Set problem:
Write out the data from its first line through the line containing "- x-tick-label: BPD-I: [100, 206, 125, 216]", with both ends included.
* start Given records *
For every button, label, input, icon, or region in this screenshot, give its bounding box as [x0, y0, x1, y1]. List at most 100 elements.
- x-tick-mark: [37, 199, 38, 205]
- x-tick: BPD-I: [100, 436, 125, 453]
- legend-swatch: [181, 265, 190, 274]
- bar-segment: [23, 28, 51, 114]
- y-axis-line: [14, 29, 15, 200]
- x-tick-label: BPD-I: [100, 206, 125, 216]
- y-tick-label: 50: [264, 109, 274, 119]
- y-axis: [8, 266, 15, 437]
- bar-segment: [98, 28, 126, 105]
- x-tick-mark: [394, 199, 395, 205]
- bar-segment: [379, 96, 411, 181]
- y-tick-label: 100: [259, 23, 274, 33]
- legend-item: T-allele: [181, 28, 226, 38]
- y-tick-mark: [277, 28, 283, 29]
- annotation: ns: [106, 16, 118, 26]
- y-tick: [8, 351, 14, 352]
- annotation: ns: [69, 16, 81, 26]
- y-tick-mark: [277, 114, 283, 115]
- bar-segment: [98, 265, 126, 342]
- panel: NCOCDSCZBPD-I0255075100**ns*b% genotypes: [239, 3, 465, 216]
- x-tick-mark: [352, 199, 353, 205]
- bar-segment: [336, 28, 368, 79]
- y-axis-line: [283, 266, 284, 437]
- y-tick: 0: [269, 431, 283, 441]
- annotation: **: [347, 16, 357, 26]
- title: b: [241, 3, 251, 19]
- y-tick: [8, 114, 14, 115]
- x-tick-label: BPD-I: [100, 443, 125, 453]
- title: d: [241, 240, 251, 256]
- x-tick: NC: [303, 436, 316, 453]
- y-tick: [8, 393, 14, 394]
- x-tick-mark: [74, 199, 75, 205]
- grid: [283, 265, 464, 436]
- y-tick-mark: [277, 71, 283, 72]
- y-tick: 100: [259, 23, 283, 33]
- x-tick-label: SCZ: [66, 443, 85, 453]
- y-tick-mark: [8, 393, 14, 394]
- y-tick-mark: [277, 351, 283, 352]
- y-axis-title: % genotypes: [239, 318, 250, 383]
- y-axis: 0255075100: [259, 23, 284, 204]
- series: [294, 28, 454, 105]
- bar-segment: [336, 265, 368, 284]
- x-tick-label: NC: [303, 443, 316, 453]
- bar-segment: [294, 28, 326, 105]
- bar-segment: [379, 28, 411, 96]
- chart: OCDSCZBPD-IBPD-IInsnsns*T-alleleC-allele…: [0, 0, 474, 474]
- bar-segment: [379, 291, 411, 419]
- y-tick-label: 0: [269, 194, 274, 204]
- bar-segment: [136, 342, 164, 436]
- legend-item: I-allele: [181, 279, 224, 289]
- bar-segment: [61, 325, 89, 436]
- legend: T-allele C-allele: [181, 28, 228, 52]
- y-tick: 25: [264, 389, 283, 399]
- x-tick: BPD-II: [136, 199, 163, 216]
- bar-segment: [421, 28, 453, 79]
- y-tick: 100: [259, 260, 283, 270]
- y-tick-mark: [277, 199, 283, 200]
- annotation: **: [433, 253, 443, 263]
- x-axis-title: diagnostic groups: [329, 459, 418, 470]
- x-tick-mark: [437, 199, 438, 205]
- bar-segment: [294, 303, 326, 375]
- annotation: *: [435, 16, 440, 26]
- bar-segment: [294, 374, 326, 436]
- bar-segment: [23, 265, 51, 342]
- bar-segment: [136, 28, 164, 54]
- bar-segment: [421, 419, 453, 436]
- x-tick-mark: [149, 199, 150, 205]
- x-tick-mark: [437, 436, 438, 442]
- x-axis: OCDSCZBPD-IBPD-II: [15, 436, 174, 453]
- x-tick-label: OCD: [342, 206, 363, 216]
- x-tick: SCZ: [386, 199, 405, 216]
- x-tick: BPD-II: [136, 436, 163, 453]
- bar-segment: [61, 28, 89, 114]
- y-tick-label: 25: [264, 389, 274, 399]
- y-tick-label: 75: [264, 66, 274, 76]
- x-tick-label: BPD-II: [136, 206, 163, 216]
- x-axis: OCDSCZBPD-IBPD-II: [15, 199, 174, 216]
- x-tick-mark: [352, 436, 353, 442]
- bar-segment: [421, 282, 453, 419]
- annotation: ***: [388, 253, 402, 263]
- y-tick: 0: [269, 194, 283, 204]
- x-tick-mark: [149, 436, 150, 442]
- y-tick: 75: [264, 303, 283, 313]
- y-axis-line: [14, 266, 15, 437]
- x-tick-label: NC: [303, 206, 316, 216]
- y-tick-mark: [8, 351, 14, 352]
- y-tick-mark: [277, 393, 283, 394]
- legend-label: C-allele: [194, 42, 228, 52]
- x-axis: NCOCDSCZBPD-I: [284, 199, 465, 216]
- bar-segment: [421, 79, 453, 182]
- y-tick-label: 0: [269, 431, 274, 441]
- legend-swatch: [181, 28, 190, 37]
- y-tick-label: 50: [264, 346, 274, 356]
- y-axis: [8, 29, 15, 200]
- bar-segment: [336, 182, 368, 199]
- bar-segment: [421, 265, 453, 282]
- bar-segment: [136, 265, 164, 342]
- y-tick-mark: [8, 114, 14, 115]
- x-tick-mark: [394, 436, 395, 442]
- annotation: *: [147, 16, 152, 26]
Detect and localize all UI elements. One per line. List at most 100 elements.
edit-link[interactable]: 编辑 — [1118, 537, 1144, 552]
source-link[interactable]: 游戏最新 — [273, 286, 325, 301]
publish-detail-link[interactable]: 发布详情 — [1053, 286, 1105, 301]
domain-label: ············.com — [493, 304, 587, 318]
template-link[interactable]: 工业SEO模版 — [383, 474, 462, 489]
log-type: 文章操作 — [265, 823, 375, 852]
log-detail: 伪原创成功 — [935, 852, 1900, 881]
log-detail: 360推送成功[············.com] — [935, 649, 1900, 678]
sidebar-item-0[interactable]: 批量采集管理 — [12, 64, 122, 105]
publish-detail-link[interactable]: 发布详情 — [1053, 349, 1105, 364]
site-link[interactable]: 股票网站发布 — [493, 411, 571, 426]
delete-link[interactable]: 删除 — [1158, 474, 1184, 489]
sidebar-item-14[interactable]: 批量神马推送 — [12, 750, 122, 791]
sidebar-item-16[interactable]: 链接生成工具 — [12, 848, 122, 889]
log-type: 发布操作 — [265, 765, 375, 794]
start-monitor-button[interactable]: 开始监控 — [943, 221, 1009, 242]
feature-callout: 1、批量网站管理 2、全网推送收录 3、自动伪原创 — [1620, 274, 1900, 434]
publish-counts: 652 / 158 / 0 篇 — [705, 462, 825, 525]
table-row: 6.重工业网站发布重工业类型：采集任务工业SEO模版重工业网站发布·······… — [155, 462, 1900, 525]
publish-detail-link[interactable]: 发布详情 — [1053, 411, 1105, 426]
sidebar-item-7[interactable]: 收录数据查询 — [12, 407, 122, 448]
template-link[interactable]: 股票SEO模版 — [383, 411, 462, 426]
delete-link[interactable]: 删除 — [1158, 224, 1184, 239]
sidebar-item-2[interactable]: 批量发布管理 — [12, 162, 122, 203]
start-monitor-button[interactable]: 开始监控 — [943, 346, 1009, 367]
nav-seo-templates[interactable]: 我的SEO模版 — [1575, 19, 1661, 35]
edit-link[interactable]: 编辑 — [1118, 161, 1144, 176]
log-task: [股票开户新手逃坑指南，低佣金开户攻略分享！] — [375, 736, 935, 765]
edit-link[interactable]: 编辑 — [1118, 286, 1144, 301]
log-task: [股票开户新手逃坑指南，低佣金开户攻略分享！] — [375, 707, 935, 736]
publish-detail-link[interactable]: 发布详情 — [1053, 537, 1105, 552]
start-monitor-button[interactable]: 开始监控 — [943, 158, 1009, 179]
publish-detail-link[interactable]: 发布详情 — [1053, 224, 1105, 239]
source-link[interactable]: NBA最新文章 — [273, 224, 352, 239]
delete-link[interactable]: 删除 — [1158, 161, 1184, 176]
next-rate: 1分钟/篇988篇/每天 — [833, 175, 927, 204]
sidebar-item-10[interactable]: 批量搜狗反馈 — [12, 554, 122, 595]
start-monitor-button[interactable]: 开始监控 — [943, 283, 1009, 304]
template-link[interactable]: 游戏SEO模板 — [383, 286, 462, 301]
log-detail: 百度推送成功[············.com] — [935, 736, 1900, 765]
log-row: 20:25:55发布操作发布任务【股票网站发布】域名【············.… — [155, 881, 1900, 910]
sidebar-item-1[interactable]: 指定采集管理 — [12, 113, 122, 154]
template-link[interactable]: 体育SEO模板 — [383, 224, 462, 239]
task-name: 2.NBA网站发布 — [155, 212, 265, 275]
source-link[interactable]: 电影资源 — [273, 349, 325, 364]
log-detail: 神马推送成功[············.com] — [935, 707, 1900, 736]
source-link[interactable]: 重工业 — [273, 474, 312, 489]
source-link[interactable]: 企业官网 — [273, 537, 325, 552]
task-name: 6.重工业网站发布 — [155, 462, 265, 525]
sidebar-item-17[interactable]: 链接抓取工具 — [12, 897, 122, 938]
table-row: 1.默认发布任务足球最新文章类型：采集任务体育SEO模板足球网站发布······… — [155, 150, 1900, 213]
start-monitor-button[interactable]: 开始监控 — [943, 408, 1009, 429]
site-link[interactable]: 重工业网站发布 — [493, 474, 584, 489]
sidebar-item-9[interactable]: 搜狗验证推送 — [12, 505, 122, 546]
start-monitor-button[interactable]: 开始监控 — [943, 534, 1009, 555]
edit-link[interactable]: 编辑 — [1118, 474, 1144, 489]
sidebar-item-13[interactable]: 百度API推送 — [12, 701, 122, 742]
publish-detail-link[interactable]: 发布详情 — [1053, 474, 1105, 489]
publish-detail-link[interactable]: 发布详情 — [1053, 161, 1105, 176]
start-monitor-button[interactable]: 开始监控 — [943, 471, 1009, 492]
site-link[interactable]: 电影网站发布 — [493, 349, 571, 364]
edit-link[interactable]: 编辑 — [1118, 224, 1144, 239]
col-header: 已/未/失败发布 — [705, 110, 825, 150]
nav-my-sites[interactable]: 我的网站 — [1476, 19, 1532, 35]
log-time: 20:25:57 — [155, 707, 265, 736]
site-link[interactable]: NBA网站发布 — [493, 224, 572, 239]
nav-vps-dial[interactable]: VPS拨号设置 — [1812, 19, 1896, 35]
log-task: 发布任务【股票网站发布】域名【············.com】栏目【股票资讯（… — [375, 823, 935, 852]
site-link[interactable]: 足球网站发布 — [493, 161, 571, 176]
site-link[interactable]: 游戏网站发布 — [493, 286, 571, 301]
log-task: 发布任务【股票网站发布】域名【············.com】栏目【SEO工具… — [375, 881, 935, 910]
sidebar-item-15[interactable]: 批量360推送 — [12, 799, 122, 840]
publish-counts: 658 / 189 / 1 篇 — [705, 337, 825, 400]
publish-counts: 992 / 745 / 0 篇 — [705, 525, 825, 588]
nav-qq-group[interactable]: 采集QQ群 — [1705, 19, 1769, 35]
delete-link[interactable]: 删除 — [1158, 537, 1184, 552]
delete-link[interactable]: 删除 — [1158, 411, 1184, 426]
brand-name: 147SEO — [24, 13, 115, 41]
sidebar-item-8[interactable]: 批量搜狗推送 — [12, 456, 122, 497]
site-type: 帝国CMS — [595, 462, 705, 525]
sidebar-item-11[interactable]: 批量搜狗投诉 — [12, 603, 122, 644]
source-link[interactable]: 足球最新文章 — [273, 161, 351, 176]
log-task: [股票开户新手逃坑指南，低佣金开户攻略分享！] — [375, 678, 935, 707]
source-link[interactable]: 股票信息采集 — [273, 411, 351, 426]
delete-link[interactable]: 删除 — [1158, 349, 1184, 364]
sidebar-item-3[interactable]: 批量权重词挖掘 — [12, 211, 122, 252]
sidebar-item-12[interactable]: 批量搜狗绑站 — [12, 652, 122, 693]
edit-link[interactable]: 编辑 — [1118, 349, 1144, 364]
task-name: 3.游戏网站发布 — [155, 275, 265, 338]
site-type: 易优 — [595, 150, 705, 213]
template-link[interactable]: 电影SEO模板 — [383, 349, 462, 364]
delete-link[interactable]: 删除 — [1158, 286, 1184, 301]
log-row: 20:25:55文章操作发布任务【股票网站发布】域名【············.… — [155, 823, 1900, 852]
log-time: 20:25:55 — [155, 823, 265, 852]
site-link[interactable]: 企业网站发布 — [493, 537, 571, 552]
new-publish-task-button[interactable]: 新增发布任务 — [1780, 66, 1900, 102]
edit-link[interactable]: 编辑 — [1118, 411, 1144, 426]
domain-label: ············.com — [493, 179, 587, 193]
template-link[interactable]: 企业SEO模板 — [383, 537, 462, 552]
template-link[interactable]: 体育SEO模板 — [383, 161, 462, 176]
* end Given records *
Written answer:
For every button, label, input, icon, or region in this screenshot, give its bounding box as [x0, y0, x1, y1]. List at most 100 elements.
- x-tick-mark: [37, 199, 38, 205]
- x-tick: BPD-I: [100, 436, 125, 453]
- legend-swatch: [181, 265, 190, 274]
- bar-segment: [23, 28, 51, 114]
- y-axis-line: [14, 29, 15, 200]
- x-tick-label: BPD-I: [100, 206, 125, 216]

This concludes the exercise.